**THE REQUEST**
Copy out all of the data below with no alterations.

**RECORDS PROVIDED**

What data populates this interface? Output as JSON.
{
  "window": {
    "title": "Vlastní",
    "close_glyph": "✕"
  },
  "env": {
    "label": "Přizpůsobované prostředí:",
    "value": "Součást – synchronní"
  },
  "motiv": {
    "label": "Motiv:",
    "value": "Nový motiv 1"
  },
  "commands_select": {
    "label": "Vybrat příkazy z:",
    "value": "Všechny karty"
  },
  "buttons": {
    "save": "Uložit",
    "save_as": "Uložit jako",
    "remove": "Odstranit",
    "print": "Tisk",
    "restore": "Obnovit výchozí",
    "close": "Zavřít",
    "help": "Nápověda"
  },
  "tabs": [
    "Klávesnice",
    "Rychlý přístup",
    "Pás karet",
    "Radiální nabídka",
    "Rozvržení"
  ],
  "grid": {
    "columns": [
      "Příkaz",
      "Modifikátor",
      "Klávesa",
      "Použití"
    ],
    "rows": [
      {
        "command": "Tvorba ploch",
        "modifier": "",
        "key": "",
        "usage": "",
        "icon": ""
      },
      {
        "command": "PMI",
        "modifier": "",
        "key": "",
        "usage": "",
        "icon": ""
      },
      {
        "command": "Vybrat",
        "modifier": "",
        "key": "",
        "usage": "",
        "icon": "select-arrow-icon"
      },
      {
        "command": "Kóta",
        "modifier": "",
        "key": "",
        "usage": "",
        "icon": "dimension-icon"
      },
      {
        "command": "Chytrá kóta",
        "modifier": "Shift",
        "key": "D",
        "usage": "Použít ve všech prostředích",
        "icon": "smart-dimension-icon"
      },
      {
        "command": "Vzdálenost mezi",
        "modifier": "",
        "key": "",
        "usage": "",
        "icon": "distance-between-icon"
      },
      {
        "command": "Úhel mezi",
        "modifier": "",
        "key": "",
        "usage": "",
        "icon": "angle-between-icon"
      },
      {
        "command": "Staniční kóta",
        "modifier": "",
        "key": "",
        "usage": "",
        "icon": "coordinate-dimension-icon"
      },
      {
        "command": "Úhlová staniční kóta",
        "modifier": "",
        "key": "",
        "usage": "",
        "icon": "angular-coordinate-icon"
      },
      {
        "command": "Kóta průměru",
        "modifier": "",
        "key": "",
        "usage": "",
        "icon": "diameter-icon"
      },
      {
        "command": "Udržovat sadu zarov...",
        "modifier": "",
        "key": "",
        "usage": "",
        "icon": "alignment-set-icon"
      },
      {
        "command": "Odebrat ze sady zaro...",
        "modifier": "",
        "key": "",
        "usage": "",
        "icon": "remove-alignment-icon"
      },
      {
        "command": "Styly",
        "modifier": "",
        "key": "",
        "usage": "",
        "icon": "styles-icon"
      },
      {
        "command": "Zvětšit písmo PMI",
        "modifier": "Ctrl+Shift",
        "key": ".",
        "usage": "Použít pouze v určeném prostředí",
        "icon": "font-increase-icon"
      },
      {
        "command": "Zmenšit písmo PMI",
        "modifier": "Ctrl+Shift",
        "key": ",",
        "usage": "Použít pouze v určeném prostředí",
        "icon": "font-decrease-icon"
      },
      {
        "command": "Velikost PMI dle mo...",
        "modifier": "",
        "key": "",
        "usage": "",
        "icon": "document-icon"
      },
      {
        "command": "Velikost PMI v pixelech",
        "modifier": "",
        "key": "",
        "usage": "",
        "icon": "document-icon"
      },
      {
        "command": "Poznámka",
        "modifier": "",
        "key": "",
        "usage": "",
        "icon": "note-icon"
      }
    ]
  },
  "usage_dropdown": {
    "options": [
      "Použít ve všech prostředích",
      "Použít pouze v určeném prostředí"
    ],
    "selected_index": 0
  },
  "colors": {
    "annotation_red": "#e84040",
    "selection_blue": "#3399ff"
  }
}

**RESULT**
What data populates this interface? Output as JSON.
{
  "window": {
    "title": "Vlastní",
    "close_glyph": "✕"
  },
  "env": {
    "label": "Přizpůsobované prostředí:",
    "value": "Součást – synchronní"
  },
  "motiv": {
    "label": "Motiv:",
    "value": "Nový motiv 1"
  },
  "commands_select": {
    "label": "Vybrat příkazy z:",
    "value": "Všechny karty"
  },
  "buttons": {
    "save": "Uložit",
    "save_as": "Uložit jako",
    "remove": "Odstranit",
    "print": "Tisk",
    "restore": "Obnovit výchozí",
    "close": "Zavřít",
    "help": "Nápověda"
  },
  "tabs": [
    "Klávesnice",
    "Rychlý přístup",
    "Pás karet",
    "Radiální nabídka",
    "Rozvržení"
  ],
  "grid": {
    "columns": [
      "Příkaz",
      "Modifikátor",
      "Klávesa",
      "Použití"
    ],
    "rows": [
      {
        "command": "Tvorba ploch",
        "modifier": "",
        "key": "",
        "usage": "",
        "icon": ""
      },
      {
        "command": "PMI",
        "modifier": "",
        "key": "",
        "usage": "",
        "icon": ""
      },
      {
        "command": "Vybrat",
        "modifier": "",
        "key": "",
        "usage": "",
        "icon": "select-arrow-icon"
      },
      {
        "command": "Kóta",
        "modifier": "",
        "key": "",
        "usage": "",
        "icon": "dimension-icon"
      },
      {
        "command": "Chytrá kóta",
        "modifier": "Shift",
        "key": "D",
        "usage": "Použít ve všech prostředích",
        "icon": "smart-dimension-icon"
      },
      {
        "command": "Vzdálenost mezi",
        "modifier": "",
        "key": "",
        "usage": "",
        "icon": "distance-between-icon"
      },
      {
        "command": "Úhel mezi",
        "modifier": "",
        "key": "",
        "usage": "",
        "icon": "angle-between-icon"
      },
      {
        "command": "Staniční kóta",
        "modifier": "",
        "key": "",
        "usage": "",
        "icon": "coordinate-dimension-icon"
      },
      {
        "command": "Úhlová staniční kóta",
        "modifier": "",
        "key": "",
        "usage": "",
        "icon": "angular-coordinate-icon"
      },
      {
        "command": "Kóta průměru",
        "modifier": "",
        "key": "",
        "usage": "",
        "icon": "diameter-icon"
      },
      {
        "command": "Udržovat sadu zarov...",
        "modifier": "",
        "key": "",
        "usage": "",
        "icon": "alignment-set-icon"
      },
      {
        "command": "Odebrat ze sady zaro...",
        "modifier": "",
        "key": "",
        "usage": "",
        "icon": "remove-alignment-icon"
      },
      {
        "command": "Styly",
        "modifier": "",
        "key": "",
        "usage": "",
        "icon": "styles-icon"
      },
      {
        "command": "Zvětšit písmo PMI",
        "modifier": "Ctrl+Shift",
        "key": ".",
        "usage": "Použít pouze v určeném prostředí",
        "icon": "font-increase-icon"
      },
      {
        "command": "Zmenšit písmo PMI",
        "modifier": "Ctrl+Shift",
        "key": ",",
        "usage": "Použít pouze v určeném prostředí",
        "icon": "font-decrease-icon"
      },
      {
        "command": "Velikost PMI dle mo...",
        "modifier": "",
        "key": "",
        "usage": "",
        "icon": "document-icon"
      },
      {
        "command": "Velikost PMI v pixelech",
        "modifier": "",
        "key": "",
        "usage": "",
        "icon": "document-icon"
      },
      {
        "command": "Poznámka",
        "modifier": "",
        "key": "",
        "usage": "",
        "icon": "note-icon"
      }
    ]
  },
  "usage_dropdown": {
    "options": [
      "Použít ve všech prostředích",
      "Použít pouze v určeném prostředí"
    ],
    "selected_index": 0
  },
  "colors": {
    "annotation_red": "#e84040",
    "selection_blue": "#3399ff"
  }
}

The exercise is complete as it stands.